Transcribe the lines below verbatim, skipping the images.

§ Exercise input:

.....

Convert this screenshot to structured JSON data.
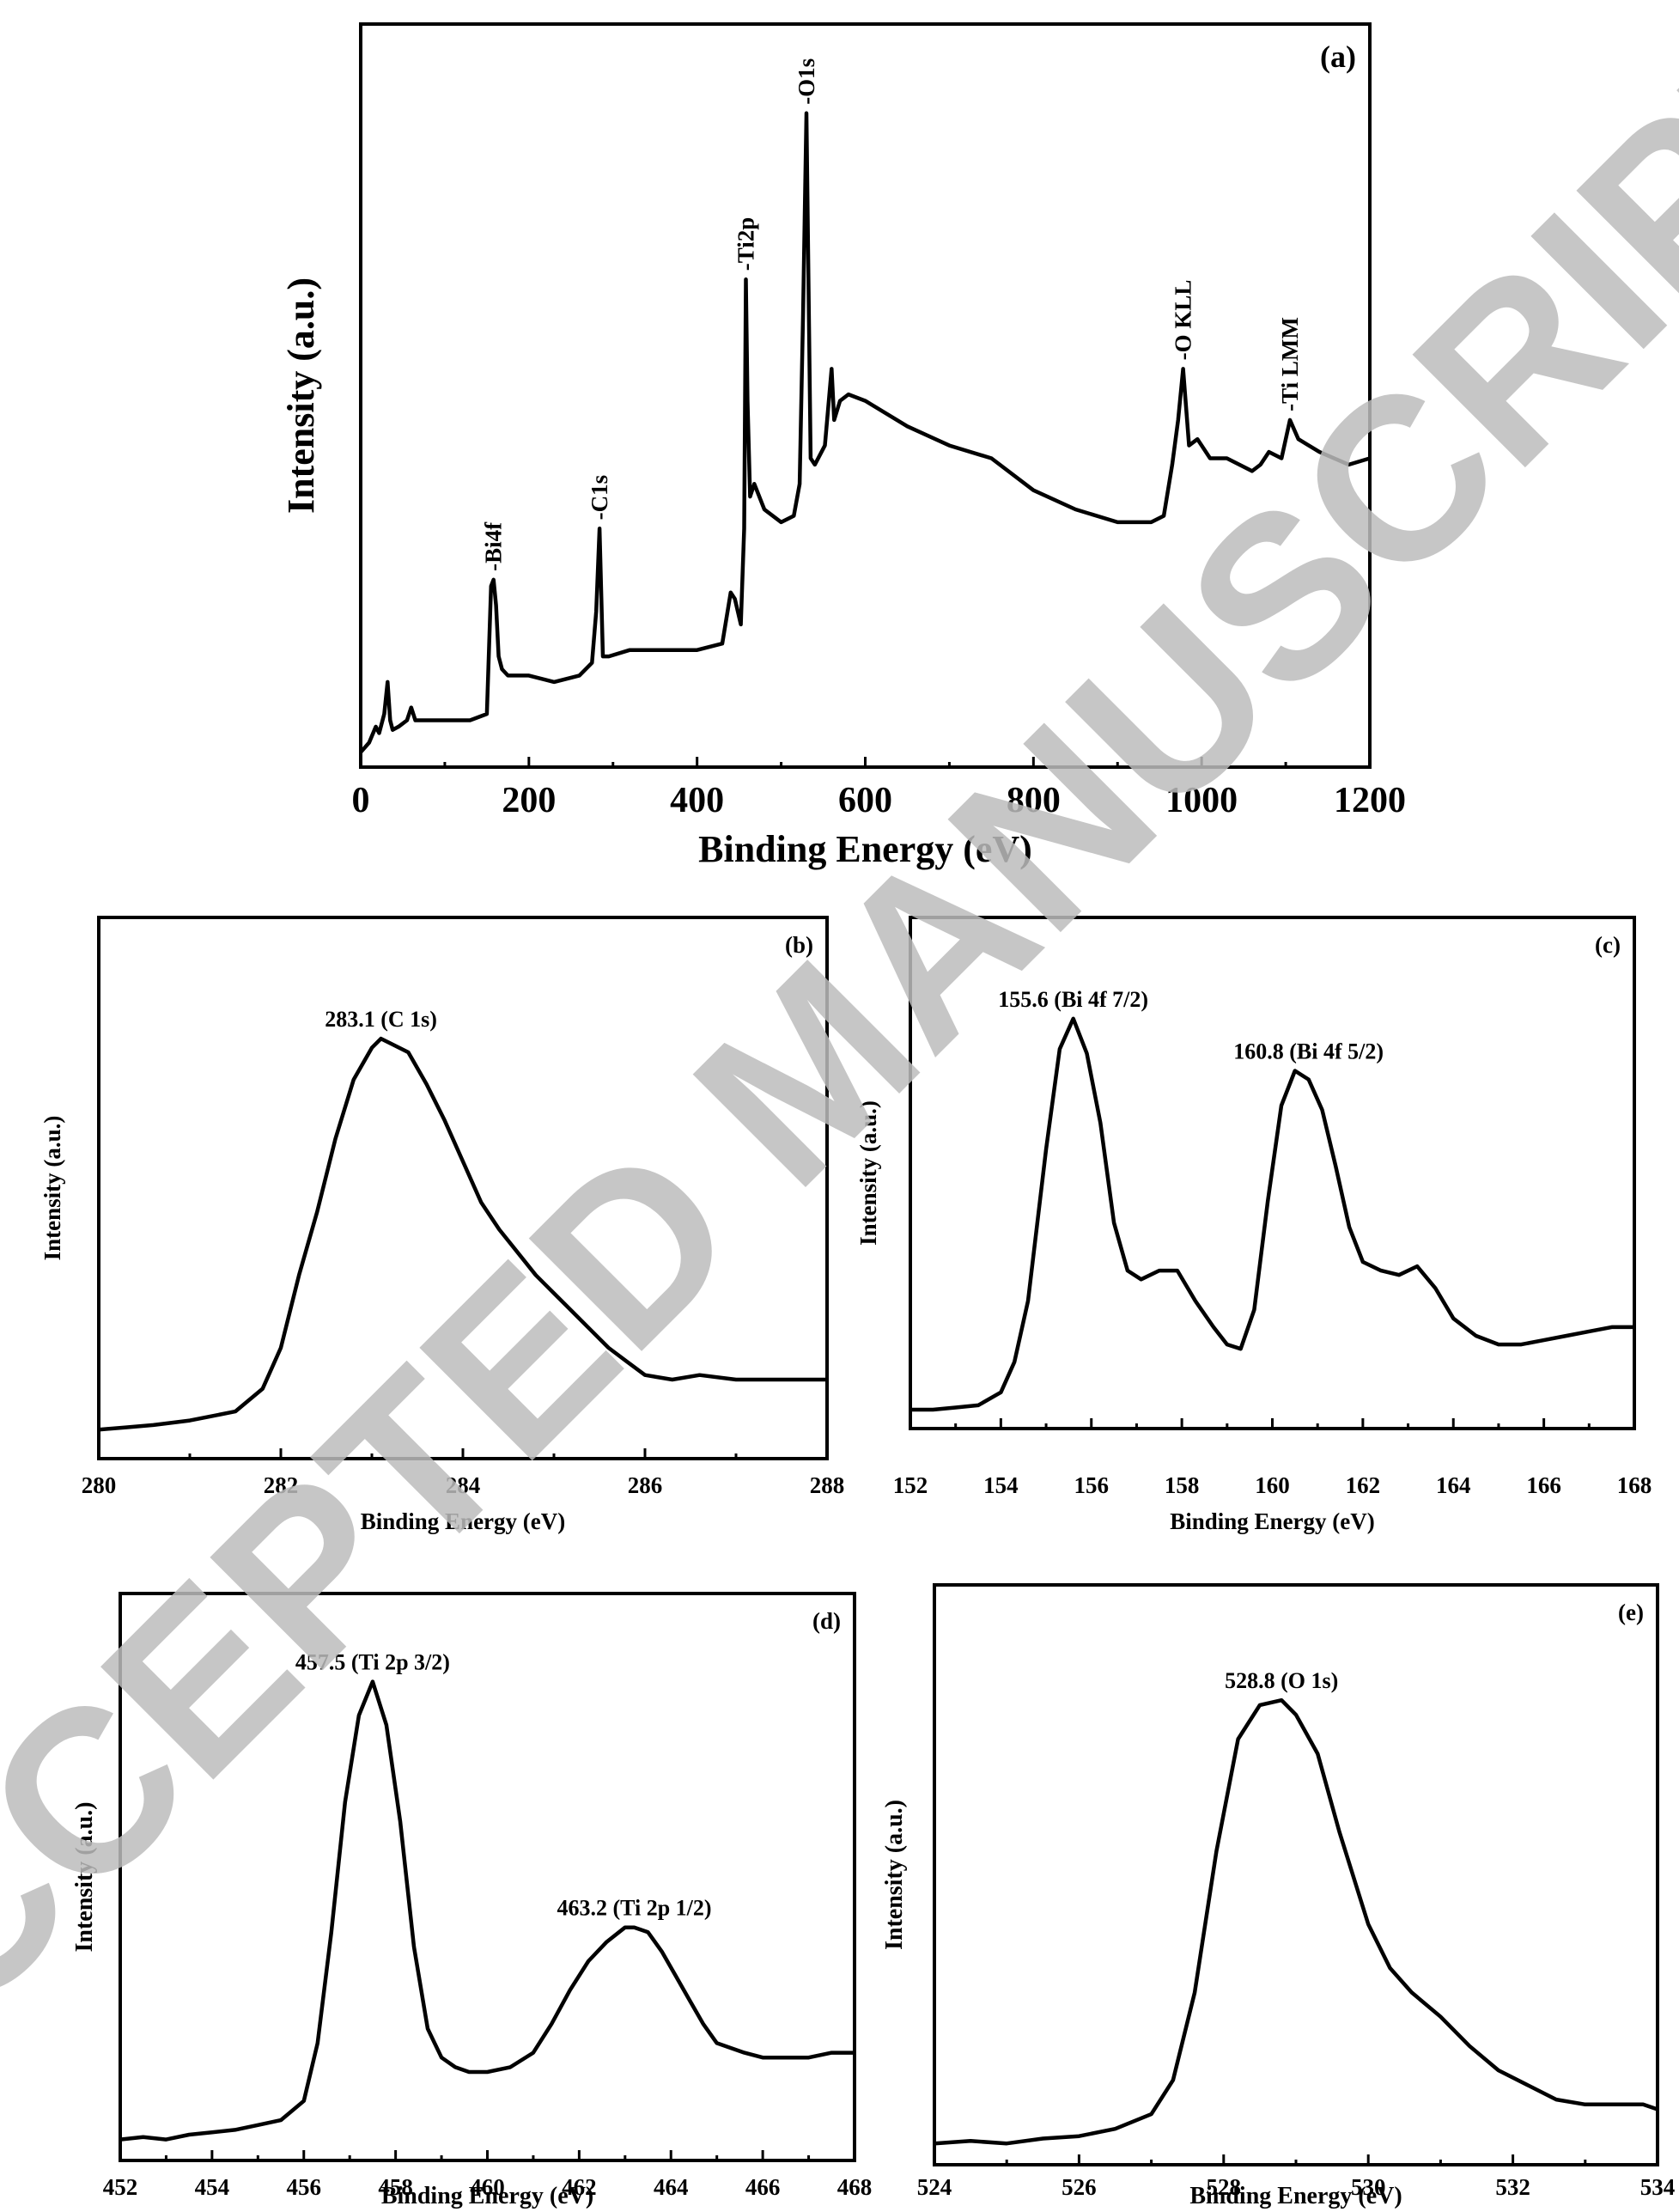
{
  "watermark": "ACCEPTED MANUSCRIPT",
  "chart_data": [
    {
      "id": "a",
      "type": "line",
      "panel_label": "(a)",
      "xlabel": "Binding Energy (eV)",
      "ylabel": "Intensity (a.u.)",
      "xlim": [
        0,
        1200
      ],
      "ylim": [
        0,
        100
      ],
      "xticks": [
        0,
        200,
        400,
        600,
        800,
        1000,
        1200
      ],
      "grid": false,
      "annotations": [
        {
          "text": "-Bi4f",
          "x": 158
        },
        {
          "text": "-C1s",
          "x": 284
        },
        {
          "text": "-Ti2p",
          "x": 458
        },
        {
          "text": "-O1s",
          "x": 530
        },
        {
          "text": "-O KLL",
          "x": 978
        },
        {
          "text": "-Ti LMM",
          "x": 1105
        }
      ],
      "x": [
        0,
        10,
        18,
        22,
        28,
        32,
        35,
        38,
        45,
        55,
        60,
        65,
        75,
        100,
        130,
        150,
        155,
        158,
        161,
        164,
        168,
        175,
        200,
        230,
        260,
        275,
        280,
        284,
        288,
        295,
        320,
        360,
        400,
        430,
        440,
        445,
        452,
        456,
        458,
        460,
        463,
        468,
        480,
        500,
        515,
        522,
        526,
        530,
        535,
        540,
        552,
        560,
        563,
        570,
        580,
        600,
        650,
        700,
        750,
        800,
        850,
        900,
        940,
        955,
        965,
        972,
        978,
        985,
        995,
        1010,
        1030,
        1060,
        1070,
        1080,
        1095,
        1105,
        1115,
        1140,
        1175,
        1200
      ],
      "y": [
        0,
        1.5,
        4,
        3,
        6,
        11,
        5,
        3.5,
        4,
        5,
        7,
        5,
        5,
        5,
        5,
        6,
        26,
        27,
        23,
        15,
        13,
        12,
        12,
        11,
        12,
        14,
        22,
        35,
        15,
        15,
        16,
        16,
        16,
        17,
        25,
        24,
        20,
        35,
        74,
        55,
        40,
        42,
        38,
        36,
        37,
        42,
        68,
        100,
        46,
        45,
        48,
        60,
        52,
        55,
        56,
        55,
        51,
        48,
        46,
        41,
        38,
        36,
        36,
        37,
        45,
        52,
        60,
        48,
        49,
        46,
        46,
        44,
        45,
        47,
        46,
        52,
        49,
        47,
        45,
        46
      ]
    },
    {
      "id": "b",
      "type": "line",
      "panel_label": "(b)",
      "xlabel": "Binding Energy (eV)",
      "ylabel": "Intensity (a.u.)",
      "xlim": [
        280,
        288
      ],
      "ylim": [
        0,
        100
      ],
      "xticks": [
        280,
        282,
        284,
        286,
        288
      ],
      "grid": false,
      "annotations": [
        {
          "text": "283.1 (C 1s)",
          "x": 283.1
        }
      ],
      "x": [
        280,
        280.3,
        280.6,
        281,
        281.5,
        281.8,
        282,
        282.2,
        282.4,
        282.6,
        282.8,
        283,
        283.1,
        283.2,
        283.4,
        283.6,
        283.8,
        284,
        284.2,
        284.4,
        284.6,
        284.8,
        285,
        285.2,
        285.4,
        285.6,
        285.8,
        286,
        286.3,
        286.6,
        287,
        287.4,
        287.7,
        288
      ],
      "y": [
        4,
        4.5,
        5,
        6,
        8,
        13,
        22,
        38,
        52,
        68,
        81,
        88,
        90,
        89,
        87,
        80,
        72,
        63,
        54,
        48,
        43,
        38,
        34,
        30,
        26,
        22,
        19,
        16,
        15,
        16,
        15,
        15,
        15,
        15
      ]
    },
    {
      "id": "c",
      "type": "line",
      "panel_label": "(c)",
      "xlabel": "Binding Energy (eV)",
      "ylabel": "Intensity (a.u.)",
      "xlim": [
        152,
        168
      ],
      "ylim": [
        0,
        100
      ],
      "xticks": [
        152,
        154,
        156,
        158,
        160,
        162,
        164,
        166,
        168
      ],
      "grid": false,
      "annotations": [
        {
          "text": "155.6 (Bi 4f 7/2)",
          "x": 155.6
        },
        {
          "text": "160.8 (Bi 4f 5/2)",
          "x": 160.8
        }
      ],
      "x": [
        152,
        152.5,
        153,
        153.5,
        154,
        154.3,
        154.6,
        155,
        155.3,
        155.6,
        155.9,
        156.2,
        156.5,
        156.8,
        157.1,
        157.5,
        157.9,
        158.3,
        158.7,
        159,
        159.3,
        159.6,
        159.9,
        160.2,
        160.5,
        160.8,
        161.1,
        161.4,
        161.7,
        162,
        162.4,
        162.8,
        163.2,
        163.6,
        164,
        164.5,
        165,
        165.5,
        166,
        166.5,
        167,
        167.5,
        168
      ],
      "y": [
        2,
        2,
        2.5,
        3,
        6,
        13,
        27,
        62,
        85,
        92,
        84,
        68,
        45,
        34,
        32,
        34,
        34,
        27,
        21,
        17,
        16,
        25,
        50,
        72,
        80,
        78,
        71,
        58,
        44,
        36,
        34,
        33,
        35,
        30,
        23,
        19,
        17,
        17,
        18,
        19,
        20,
        21,
        21
      ]
    },
    {
      "id": "d",
      "type": "line",
      "panel_label": "(d)",
      "xlabel": "Binding Energy (eV)",
      "ylabel": "Intensity (a.u.)",
      "xlim": [
        452,
        468
      ],
      "ylim": [
        0,
        100
      ],
      "xticks": [
        452,
        454,
        456,
        458,
        460,
        462,
        464,
        466,
        468
      ],
      "grid": false,
      "annotations": [
        {
          "text": "457.5 (Ti 2p 3/2)",
          "x": 457.5
        },
        {
          "text": "463.2 (Ti 2p 1/2)",
          "x": 463.2
        }
      ],
      "x": [
        452,
        452.5,
        453,
        453.5,
        454,
        454.5,
        455,
        455.5,
        456,
        456.3,
        456.6,
        456.9,
        457.2,
        457.5,
        457.8,
        458.1,
        458.4,
        458.7,
        459,
        459.3,
        459.6,
        460,
        460.5,
        461,
        461.4,
        461.8,
        462.2,
        462.6,
        463,
        463.2,
        463.5,
        463.8,
        464.1,
        464.4,
        464.7,
        465,
        465.3,
        465.6,
        466,
        466.5,
        467,
        467.5,
        468
      ],
      "y": [
        2,
        2.5,
        2,
        3,
        3.5,
        4,
        5,
        6,
        10,
        22,
        45,
        72,
        90,
        97,
        88,
        68,
        42,
        25,
        19,
        17,
        16,
        16,
        17,
        20,
        26,
        33,
        39,
        43,
        46,
        46,
        45,
        41,
        36,
        31,
        26,
        22,
        21,
        20,
        19,
        19,
        19,
        20,
        20
      ]
    },
    {
      "id": "e",
      "type": "line",
      "panel_label": "(e)",
      "xlabel": "Binding Energy (eV)",
      "ylabel": "Intensity (a.u.)",
      "xlim": [
        524,
        534
      ],
      "ylim": [
        0,
        100
      ],
      "xticks": [
        524,
        526,
        528,
        530,
        532,
        534
      ],
      "grid": false,
      "annotations": [
        {
          "text": "528.8 (O 1s)",
          "x": 528.8
        }
      ],
      "x": [
        524,
        524.5,
        525,
        525.5,
        526,
        526.5,
        527,
        527.3,
        527.6,
        527.9,
        528.2,
        528.5,
        528.8,
        529,
        529.3,
        529.6,
        530,
        530.3,
        530.6,
        531,
        531.4,
        531.8,
        532.2,
        532.6,
        533,
        533.4,
        533.8,
        534
      ],
      "y": [
        2,
        2.5,
        2,
        3,
        3.5,
        5,
        8,
        15,
        33,
        62,
        85,
        92,
        93,
        90,
        82,
        66,
        47,
        38,
        33,
        28,
        22,
        17,
        14,
        11,
        10,
        10,
        10,
        9
      ]
    }
  ]
}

.....

§ Written reply:
Convert this screenshot to structured JSON data.
{
  "watermark": "ACCEPTED MANUSCRIPT",
  "chart_data": [
    {
      "id": "a",
      "type": "line",
      "panel_label": "(a)",
      "xlabel": "Binding Energy (eV)",
      "ylabel": "Intensity (a.u.)",
      "xlim": [
        0,
        1200
      ],
      "ylim": [
        0,
        100
      ],
      "xticks": [
        0,
        200,
        400,
        600,
        800,
        1000,
        1200
      ],
      "grid": false,
      "annotations": [
        {
          "text": "-Bi4f",
          "x": 158
        },
        {
          "text": "-C1s",
          "x": 284
        },
        {
          "text": "-Ti2p",
          "x": 458
        },
        {
          "text": "-O1s",
          "x": 530
        },
        {
          "text": "-O KLL",
          "x": 978
        },
        {
          "text": "-Ti LMM",
          "x": 1105
        }
      ],
      "x": [
        0,
        10,
        18,
        22,
        28,
        32,
        35,
        38,
        45,
        55,
        60,
        65,
        75,
        100,
        130,
        150,
        155,
        158,
        161,
        164,
        168,
        175,
        200,
        230,
        260,
        275,
        280,
        284,
        288,
        295,
        320,
        360,
        400,
        430,
        440,
        445,
        452,
        456,
        458,
        460,
        463,
        468,
        480,
        500,
        515,
        522,
        526,
        530,
        535,
        540,
        552,
        560,
        563,
        570,
        580,
        600,
        650,
        700,
        750,
        800,
        850,
        900,
        940,
        955,
        965,
        972,
        978,
        985,
        995,
        1010,
        1030,
        1060,
        1070,
        1080,
        1095,
        1105,
        1115,
        1140,
        1175,
        1200
      ],
      "y": [
        0,
        1.5,
        4,
        3,
        6,
        11,
        5,
        3.5,
        4,
        5,
        7,
        5,
        5,
        5,
        5,
        6,
        26,
        27,
        23,
        15,
        13,
        12,
        12,
        11,
        12,
        14,
        22,
        35,
        15,
        15,
        16,
        16,
        16,
        17,
        25,
        24,
        20,
        35,
        74,
        55,
        40,
        42,
        38,
        36,
        37,
        42,
        68,
        100,
        46,
        45,
        48,
        60,
        52,
        55,
        56,
        55,
        51,
        48,
        46,
        41,
        38,
        36,
        36,
        37,
        45,
        52,
        60,
        48,
        49,
        46,
        46,
        44,
        45,
        47,
        46,
        52,
        49,
        47,
        45,
        46
      ]
    },
    {
      "id": "b",
      "type": "line",
      "panel_label": "(b)",
      "xlabel": "Binding Energy (eV)",
      "ylabel": "Intensity (a.u.)",
      "xlim": [
        280,
        288
      ],
      "ylim": [
        0,
        100
      ],
      "xticks": [
        280,
        282,
        284,
        286,
        288
      ],
      "grid": false,
      "annotations": [
        {
          "text": "283.1 (C 1s)",
          "x": 283.1
        }
      ],
      "x": [
        280,
        280.3,
        280.6,
        281,
        281.5,
        281.8,
        282,
        282.2,
        282.4,
        282.6,
        282.8,
        283,
        283.1,
        283.2,
        283.4,
        283.6,
        283.8,
        284,
        284.2,
        284.4,
        284.6,
        284.8,
        285,
        285.2,
        285.4,
        285.6,
        285.8,
        286,
        286.3,
        286.6,
        287,
        287.4,
        287.7,
        288
      ],
      "y": [
        4,
        4.5,
        5,
        6,
        8,
        13,
        22,
        38,
        52,
        68,
        81,
        88,
        90,
        89,
        87,
        80,
        72,
        63,
        54,
        48,
        43,
        38,
        34,
        30,
        26,
        22,
        19,
        16,
        15,
        16,
        15,
        15,
        15,
        15
      ]
    },
    {
      "id": "c",
      "type": "line",
      "panel_label": "(c)",
      "xlabel": "Binding Energy (eV)",
      "ylabel": "Intensity (a.u.)",
      "xlim": [
        152,
        168
      ],
      "ylim": [
        0,
        100
      ],
      "xticks": [
        152,
        154,
        156,
        158,
        160,
        162,
        164,
        166,
        168
      ],
      "grid": false,
      "annotations": [
        {
          "text": "155.6 (Bi 4f 7/2)",
          "x": 155.6
        },
        {
          "text": "160.8 (Bi 4f 5/2)",
          "x": 160.8
        }
      ],
      "x": [
        152,
        152.5,
        153,
        153.5,
        154,
        154.3,
        154.6,
        155,
        155.3,
        155.6,
        155.9,
        156.2,
        156.5,
        156.8,
        157.1,
        157.5,
        157.9,
        158.3,
        158.7,
        159,
        159.3,
        159.6,
        159.9,
        160.2,
        160.5,
        160.8,
        161.1,
        161.4,
        161.7,
        162,
        162.4,
        162.8,
        163.2,
        163.6,
        164,
        164.5,
        165,
        165.5,
        166,
        166.5,
        167,
        167.5,
        168
      ],
      "y": [
        2,
        2,
        2.5,
        3,
        6,
        13,
        27,
        62,
        85,
        92,
        84,
        68,
        45,
        34,
        32,
        34,
        34,
        27,
        21,
        17,
        16,
        25,
        50,
        72,
        80,
        78,
        71,
        58,
        44,
        36,
        34,
        33,
        35,
        30,
        23,
        19,
        17,
        17,
        18,
        19,
        20,
        21,
        21
      ]
    },
    {
      "id": "d",
      "type": "line",
      "panel_label": "(d)",
      "xlabel": "Binding Energy (eV)",
      "ylabel": "Intensity (a.u.)",
      "xlim": [
        452,
        468
      ],
      "ylim": [
        0,
        100
      ],
      "xticks": [
        452,
        454,
        456,
        458,
        460,
        462,
        464,
        466,
        468
      ],
      "grid": false,
      "annotations": [
        {
          "text": "457.5 (Ti 2p 3/2)",
          "x": 457.5
        },
        {
          "text": "463.2 (Ti 2p 1/2)",
          "x": 463.2
        }
      ],
      "x": [
        452,
        452.5,
        453,
        453.5,
        454,
        454.5,
        455,
        455.5,
        456,
        456.3,
        456.6,
        456.9,
        457.2,
        457.5,
        457.8,
        458.1,
        458.4,
        458.7,
        459,
        459.3,
        459.6,
        460,
        460.5,
        461,
        461.4,
        461.8,
        462.2,
        462.6,
        463,
        463.2,
        463.5,
        463.8,
        464.1,
        464.4,
        464.7,
        465,
        465.3,
        465.6,
        466,
        466.5,
        467,
        467.5,
        468
      ],
      "y": [
        2,
        2.5,
        2,
        3,
        3.5,
        4,
        5,
        6,
        10,
        22,
        45,
        72,
        90,
        97,
        88,
        68,
        42,
        25,
        19,
        17,
        16,
        16,
        17,
        20,
        26,
        33,
        39,
        43,
        46,
        46,
        45,
        41,
        36,
        31,
        26,
        22,
        21,
        20,
        19,
        19,
        19,
        20,
        20
      ]
    },
    {
      "id": "e",
      "type": "line",
      "panel_label": "(e)",
      "xlabel": "Binding Energy (eV)",
      "ylabel": "Intensity (a.u.)",
      "xlim": [
        524,
        534
      ],
      "ylim": [
        0,
        100
      ],
      "xticks": [
        524,
        526,
        528,
        530,
        532,
        534
      ],
      "grid": false,
      "annotations": [
        {
          "text": "528.8 (O 1s)",
          "x": 528.8
        }
      ],
      "x": [
        524,
        524.5,
        525,
        525.5,
        526,
        526.5,
        527,
        527.3,
        527.6,
        527.9,
        528.2,
        528.5,
        528.8,
        529,
        529.3,
        529.6,
        530,
        530.3,
        530.6,
        531,
        531.4,
        531.8,
        532.2,
        532.6,
        533,
        533.4,
        533.8,
        534
      ],
      "y": [
        2,
        2.5,
        2,
        3,
        3.5,
        5,
        8,
        15,
        33,
        62,
        85,
        92,
        93,
        90,
        82,
        66,
        47,
        38,
        33,
        28,
        22,
        17,
        14,
        11,
        10,
        10,
        10,
        9
      ]
    }
  ]
}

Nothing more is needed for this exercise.